-- start MATERIALS PROVIDED --

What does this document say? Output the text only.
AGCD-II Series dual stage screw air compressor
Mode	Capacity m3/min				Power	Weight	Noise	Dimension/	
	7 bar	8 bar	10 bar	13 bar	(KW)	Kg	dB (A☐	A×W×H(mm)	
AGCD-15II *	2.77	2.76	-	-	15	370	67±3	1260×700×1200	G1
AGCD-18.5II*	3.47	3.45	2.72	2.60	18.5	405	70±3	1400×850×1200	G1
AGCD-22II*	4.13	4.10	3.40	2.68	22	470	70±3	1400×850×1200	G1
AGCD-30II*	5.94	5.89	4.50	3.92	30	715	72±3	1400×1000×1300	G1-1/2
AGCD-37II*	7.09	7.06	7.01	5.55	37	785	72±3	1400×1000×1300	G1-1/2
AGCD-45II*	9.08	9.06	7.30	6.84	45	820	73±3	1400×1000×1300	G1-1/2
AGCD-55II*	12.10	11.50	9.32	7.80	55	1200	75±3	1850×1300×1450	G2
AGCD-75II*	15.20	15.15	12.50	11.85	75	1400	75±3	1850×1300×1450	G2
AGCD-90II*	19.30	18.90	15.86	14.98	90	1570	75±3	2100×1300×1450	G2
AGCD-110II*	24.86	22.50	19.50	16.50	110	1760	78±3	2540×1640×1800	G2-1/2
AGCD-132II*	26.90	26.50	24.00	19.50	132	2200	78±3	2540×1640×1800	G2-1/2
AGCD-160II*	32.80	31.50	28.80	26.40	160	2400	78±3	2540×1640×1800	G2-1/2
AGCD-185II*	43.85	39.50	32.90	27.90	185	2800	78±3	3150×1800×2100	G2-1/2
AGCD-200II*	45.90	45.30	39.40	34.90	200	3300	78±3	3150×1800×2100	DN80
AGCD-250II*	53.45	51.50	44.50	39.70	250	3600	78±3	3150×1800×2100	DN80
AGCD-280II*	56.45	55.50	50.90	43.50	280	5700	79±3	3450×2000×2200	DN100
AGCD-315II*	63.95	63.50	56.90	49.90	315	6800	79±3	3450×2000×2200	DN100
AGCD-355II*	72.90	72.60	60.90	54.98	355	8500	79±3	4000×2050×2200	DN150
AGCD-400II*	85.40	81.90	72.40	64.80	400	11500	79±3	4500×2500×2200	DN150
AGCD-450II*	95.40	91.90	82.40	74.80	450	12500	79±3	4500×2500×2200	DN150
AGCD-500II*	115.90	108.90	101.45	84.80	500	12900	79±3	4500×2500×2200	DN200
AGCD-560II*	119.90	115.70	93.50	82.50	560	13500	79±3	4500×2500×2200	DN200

-- end MATERIALS PROVIDED --

WHAT TO DO: Copy out the whole listing, exactly as written.

THE RESPONSE:
What does this document say? Output the text only.
AGCD-II Series dual stage screw air compressor
Mode	Capacity m3/min				Power	Weight	Noise	Dimension/	
	7 bar	8 bar	10 bar	13 bar	(KW)	Kg	dB (A☐	A×W×H(mm)	
AGCD-15II *	2.77	2.76	-	-	15	370	67±3	1260×700×1200	G1
AGCD-18.5II*	3.47	3.45	2.72	2.60	18.5	405	70±3	1400×850×1200	G1
AGCD-22II*	4.13	4.10	3.40	2.68	22	470	70±3	1400×850×1200	G1
AGCD-30II*	5.94	5.89	4.50	3.92	30	715	72±3	1400×1000×1300	G1-1/2
AGCD-37II*	7.09	7.06	7.01	5.55	37	785	72±3	1400×1000×1300	G1-1/2
AGCD-45II*	9.08	9.06	7.30	6.84	45	820	73±3	1400×1000×1300	G1-1/2
AGCD-55II*	12.10	11.50	9.32	7.80	55	1200	75±3	1850×1300×1450	G2
AGCD-75II*	15.20	15.15	12.50	11.85	75	1400	75±3	1850×1300×1450	G2
AGCD-90II*	19.30	18.90	15.86	14.98	90	1570	75±3	2100×1300×1450	G2
AGCD-110II*	24.86	22.50	19.50	16.50	110	1760	78±3	2540×1640×1800	G2-1/2
AGCD-132II*	26.90	26.50	24.00	19.50	132	2200	78±3	2540×1640×1800	G2-1/2
AGCD-160II*	32.80	31.50	28.80	26.40	160	2400	78±3	2540×1640×1800	G2-1/2
AGCD-185II*	43.85	39.50	32.90	27.90	185	2800	78±3	3150×1800×2100	G2-1/2
AGCD-200II*	45.90	45.30	39.40	34.90	200	3300	78±3	3150×1800×2100	DN80
AGCD-250II*	53.45	51.50	44.50	39.70	250	3600	78±3	3150×1800×2100	DN80
AGCD-280II*	56.45	55.50	50.90	43.50	280	5700	79±3	3450×2000×2200	DN100
AGCD-315II*	63.95	63.50	56.90	49.90	315	6800	79±3	3450×2000×2200	DN100
AGCD-355II*	72.90	72.60	60.90	54.98	355	8500	79±3	4000×2050×2200	DN150
AGCD-400II*	85.40	81.90	72.40	64.80	400	11500	79±3	4500×2500×2200	DN150
AGCD-450II*	95.40	91.90	82.40	74.80	450	12500	79±3	4500×2500×2200	DN150
AGCD-500II*	115.90	108.90	101.45	84.80	500	12900	79±3	4500×2500×2200	DN200
AGCD-560II*	119.90	115.70	93.50	82.50	560	13500	79±3	4500×2500×2200	DN200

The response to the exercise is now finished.